Where a line in the listing contains the string "uwagę", copy that line out.
#####
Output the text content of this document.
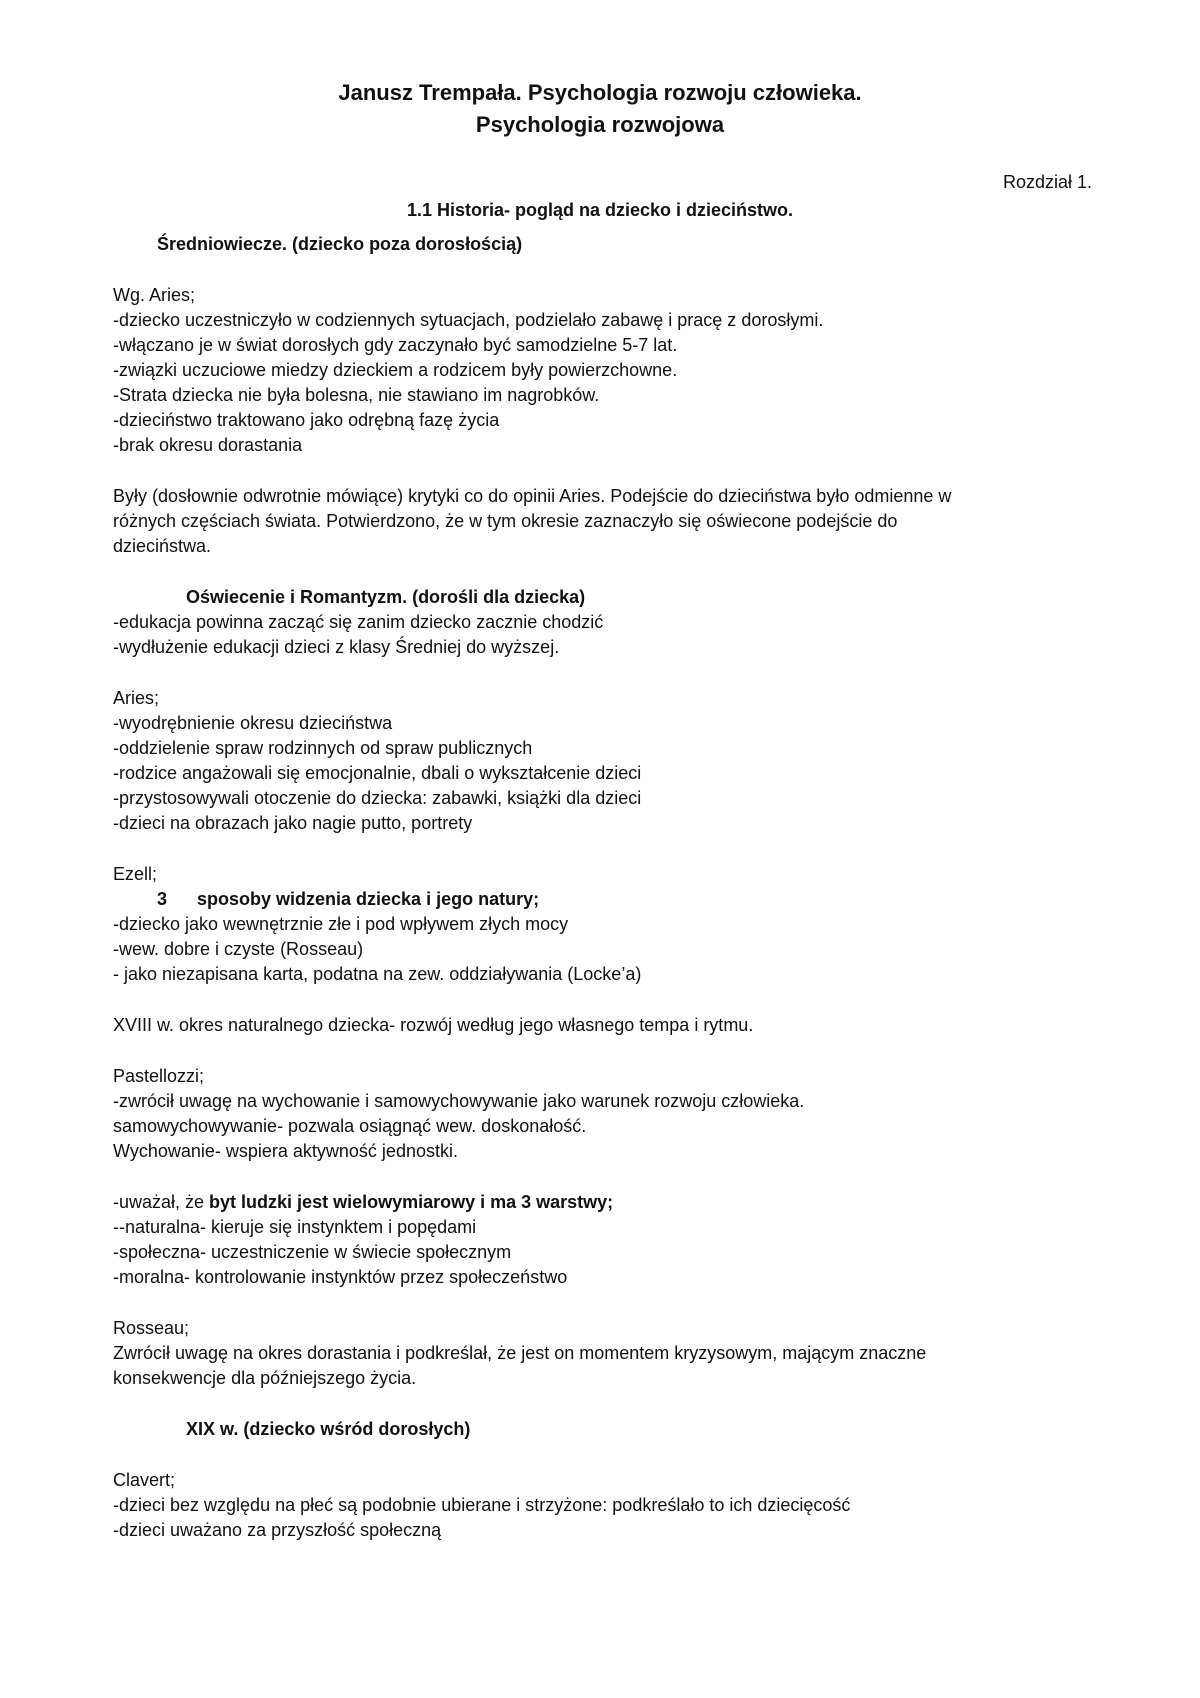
Janusz Trempała. Psychologia rozwoju człowieka.
Psychologia rozwojowa
Rozdział 1.
1.1 Historia- pogląd na dziecko i dzieciństwo.
Średniowiecze. (dziecko poza dorosłością)
Wg. Aries;
-dziecko uczestniczyło w codziennych sytuacjach, podzielało zabawę i pracę z dorosłymi.
-włączano je w świat dorosłych gdy zaczynało być samodzielne 5-7 lat.
-związki uczuciowe miedzy dzieckiem a rodzicem były powierzchowne.
-Strata dziecka nie była bolesna, nie stawiano im nagrobków.
-dzieciństwo traktowano jako odrębną fazę życia
-brak okresu dorastania
Były (dosłownie odwrotnie mówiące) krytyki co do opinii Aries. Podejście do dzieciństwa było odmienne w
różnych częściach świata. Potwierdzono, że w tym okresie zaznaczyło się oświecone podejście do
dzieciństwa.
Oświecenie i Romantyzm. (dorośli dla dziecka)
-edukacja powinna zacząć się zanim dziecko zacznie chodzić
-wydłużenie edukacji dzieci z klasy Średniej do wyższej.
Aries;
-wyodrębnienie okresu dzieciństwa
-oddzielenie spraw rodzinnych od spraw publicznych
-rodzice angażowali się emocjonalnie, dbali o wykształcenie dzieci
-przystosowywali otoczenie do dziecka: zabawki, książki dla dzieci
-dzieci na obrazach jako nagie putto, portrety
Ezell;
3 sposoby widzenia dziecka i jego natury;
-dziecko jako wewnętrznie złe i pod wpływem złych mocy
-wew. dobre i czyste (Rosseau)
- jako niezapisana karta, podatna na zew. oddziaływania (Locke’a)
XVIII w. okres naturalnego dziecka- rozwój według jego własnego tempa i rytmu.
Pastellozzi;
-zwrócił uwagę na wychowanie i samowychowywanie jako warunek rozwoju człowieka.
samowychowywanie- pozwala osiągnąć wew. doskonałość.
Wychowanie- wspiera aktywność jednostki.
-uważał, że byt ludzki jest wielowymiarowy i ma 3 warstwy;
--naturalna- kieruje się instynktem i popędami
-społeczna- uczestniczenie w świecie społecznym
-moralna- kontrolowanie instynktów przez społeczeństwo
Rosseau;
Zwrócił uwagę na okres dorastania i podkreślał, że jest on momentem kryzysowym, mającym znaczne
konsekwencje dla późniejszego życia.
XIX w. (dziecko wśród dorosłych)
Clavert;
-dzieci bez względu na płeć są podobnie ubierane i strzyżone: podkreślało to ich dziecięcość
-dzieci uważano za przyszłość społeczną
#####
## Worked solution
-zwrócił uwagę na wychowanie i samowychowywanie jako warunek rozwoju człowieka.
Zwrócił uwagę na okres dorastania i podkreślał, że jest on momentem kryzysowym, mającym znaczne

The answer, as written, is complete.